- _What to do_: Repeat exactly each line of the data provided below.
## begin Exercise materials
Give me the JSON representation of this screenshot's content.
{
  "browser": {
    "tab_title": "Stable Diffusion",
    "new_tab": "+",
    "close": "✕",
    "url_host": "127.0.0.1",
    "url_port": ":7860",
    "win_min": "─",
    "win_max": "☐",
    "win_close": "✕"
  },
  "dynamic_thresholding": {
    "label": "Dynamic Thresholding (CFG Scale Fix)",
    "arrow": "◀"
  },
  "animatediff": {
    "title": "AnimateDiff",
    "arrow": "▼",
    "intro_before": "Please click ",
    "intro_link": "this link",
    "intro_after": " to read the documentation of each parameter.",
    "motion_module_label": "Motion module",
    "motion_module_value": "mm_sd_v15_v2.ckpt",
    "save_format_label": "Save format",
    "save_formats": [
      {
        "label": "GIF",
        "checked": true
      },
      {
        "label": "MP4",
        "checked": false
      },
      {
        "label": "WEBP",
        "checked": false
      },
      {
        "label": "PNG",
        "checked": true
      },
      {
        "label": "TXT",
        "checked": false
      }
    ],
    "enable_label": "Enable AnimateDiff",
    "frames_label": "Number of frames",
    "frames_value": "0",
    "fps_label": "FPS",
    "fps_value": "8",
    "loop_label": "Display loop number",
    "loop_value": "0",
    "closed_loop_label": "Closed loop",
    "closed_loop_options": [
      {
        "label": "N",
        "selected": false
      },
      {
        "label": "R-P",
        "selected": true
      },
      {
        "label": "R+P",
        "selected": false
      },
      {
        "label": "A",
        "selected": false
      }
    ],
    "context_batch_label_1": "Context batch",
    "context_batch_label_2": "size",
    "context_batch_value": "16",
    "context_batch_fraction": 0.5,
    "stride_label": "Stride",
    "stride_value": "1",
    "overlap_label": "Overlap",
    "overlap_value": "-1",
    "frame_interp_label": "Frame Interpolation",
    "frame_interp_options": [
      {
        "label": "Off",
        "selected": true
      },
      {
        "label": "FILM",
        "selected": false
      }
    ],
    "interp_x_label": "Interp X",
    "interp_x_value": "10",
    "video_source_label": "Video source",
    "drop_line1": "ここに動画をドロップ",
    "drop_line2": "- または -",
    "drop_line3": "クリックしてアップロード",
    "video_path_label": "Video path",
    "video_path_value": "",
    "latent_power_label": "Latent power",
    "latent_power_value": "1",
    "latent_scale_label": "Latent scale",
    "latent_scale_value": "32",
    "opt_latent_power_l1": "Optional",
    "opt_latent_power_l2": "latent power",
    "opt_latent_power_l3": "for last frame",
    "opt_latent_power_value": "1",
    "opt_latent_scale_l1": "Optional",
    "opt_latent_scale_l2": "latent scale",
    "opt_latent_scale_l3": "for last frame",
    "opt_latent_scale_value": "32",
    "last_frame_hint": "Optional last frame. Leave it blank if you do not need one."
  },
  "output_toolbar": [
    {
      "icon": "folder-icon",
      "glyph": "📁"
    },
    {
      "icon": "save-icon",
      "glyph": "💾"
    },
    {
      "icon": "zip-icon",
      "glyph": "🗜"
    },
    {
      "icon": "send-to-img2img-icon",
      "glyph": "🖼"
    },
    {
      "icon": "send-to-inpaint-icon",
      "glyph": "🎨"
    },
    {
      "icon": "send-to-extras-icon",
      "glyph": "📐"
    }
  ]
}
## end Exercise materials
- _Response for this exercise_:
Give me the JSON representation of this screenshot's content.
{
  "browser": {
    "tab_title": "Stable Diffusion",
    "new_tab": "+",
    "close": "✕",
    "url_host": "127.0.0.1",
    "url_port": ":7860",
    "win_min": "─",
    "win_max": "☐",
    "win_close": "✕"
  },
  "dynamic_thresholding": {
    "label": "Dynamic Thresholding (CFG Scale Fix)",
    "arrow": "◀"
  },
  "animatediff": {
    "title": "AnimateDiff",
    "arrow": "▼",
    "intro_before": "Please click ",
    "intro_link": "this link",
    "intro_after": " to read the documentation of each parameter.",
    "motion_module_label": "Motion module",
    "motion_module_value": "mm_sd_v15_v2.ckpt",
    "save_format_label": "Save format",
    "save_formats": [
      {
        "label": "GIF",
        "checked": true
      },
      {
        "label": "MP4",
        "checked": false
      },
      {
        "label": "WEBP",
        "checked": false
      },
      {
        "label": "PNG",
        "checked": true
      },
      {
        "label": "TXT",
        "checked": false
      }
    ],
    "enable_label": "Enable AnimateDiff",
    "frames_label": "Number of frames",
    "frames_value": "0",
    "fps_label": "FPS",
    "fps_value": "8",
    "loop_label": "Display loop number",
    "loop_value": "0",
    "closed_loop_label": "Closed loop",
    "closed_loop_options": [
      {
        "label": "N",
        "selected": false
      },
      {
        "label": "R-P",
        "selected": true
      },
      {
        "label": "R+P",
        "selected": false
      },
      {
        "label": "A",
        "selected": false
      }
    ],
    "context_batch_label_1": "Context batch",
    "context_batch_label_2": "size",
    "context_batch_value": "16",
    "context_batch_fraction": 0.5,
    "stride_label": "Stride",
    "stride_value": "1",
    "overlap_label": "Overlap",
    "overlap_value": "-1",
    "frame_interp_label": "Frame Interpolation",
    "frame_interp_options": [
      {
        "label": "Off",
        "selected": true
      },
      {
        "label": "FILM",
        "selected": false
      }
    ],
    "interp_x_label": "Interp X",
    "interp_x_value": "10",
    "video_source_label": "Video source",
    "drop_line1": "ここに動画をドロップ",
    "drop_line2": "- または -",
    "drop_line3": "クリックしてアップロード",
    "video_path_label": "Video path",
    "video_path_value": "",
    "latent_power_label": "Latent power",
    "latent_power_value": "1",
    "latent_scale_label": "Latent scale",
    "latent_scale_value": "32",
    "opt_latent_power_l1": "Optional",
    "opt_latent_power_l2": "latent power",
    "opt_latent_power_l3": "for last frame",
    "opt_latent_power_value": "1",
    "opt_latent_scale_l1": "Optional",
    "opt_latent_scale_l2": "latent scale",
    "opt_latent_scale_l3": "for last frame",
    "opt_latent_scale_value": "32",
    "last_frame_hint": "Optional last frame. Leave it blank if you do not need one."
  },
  "output_toolbar": [
    {
      "icon": "folder-icon",
      "glyph": "📁"
    },
    {
      "icon": "save-icon",
      "glyph": "💾"
    },
    {
      "icon": "zip-icon",
      "glyph": "🗜"
    },
    {
      "icon": "send-to-img2img-icon",
      "glyph": "🖼"
    },
    {
      "icon": "send-to-inpaint-icon",
      "glyph": "🎨"
    },
    {
      "icon": "send-to-extras-icon",
      "glyph": "📐"
    }
  ]
}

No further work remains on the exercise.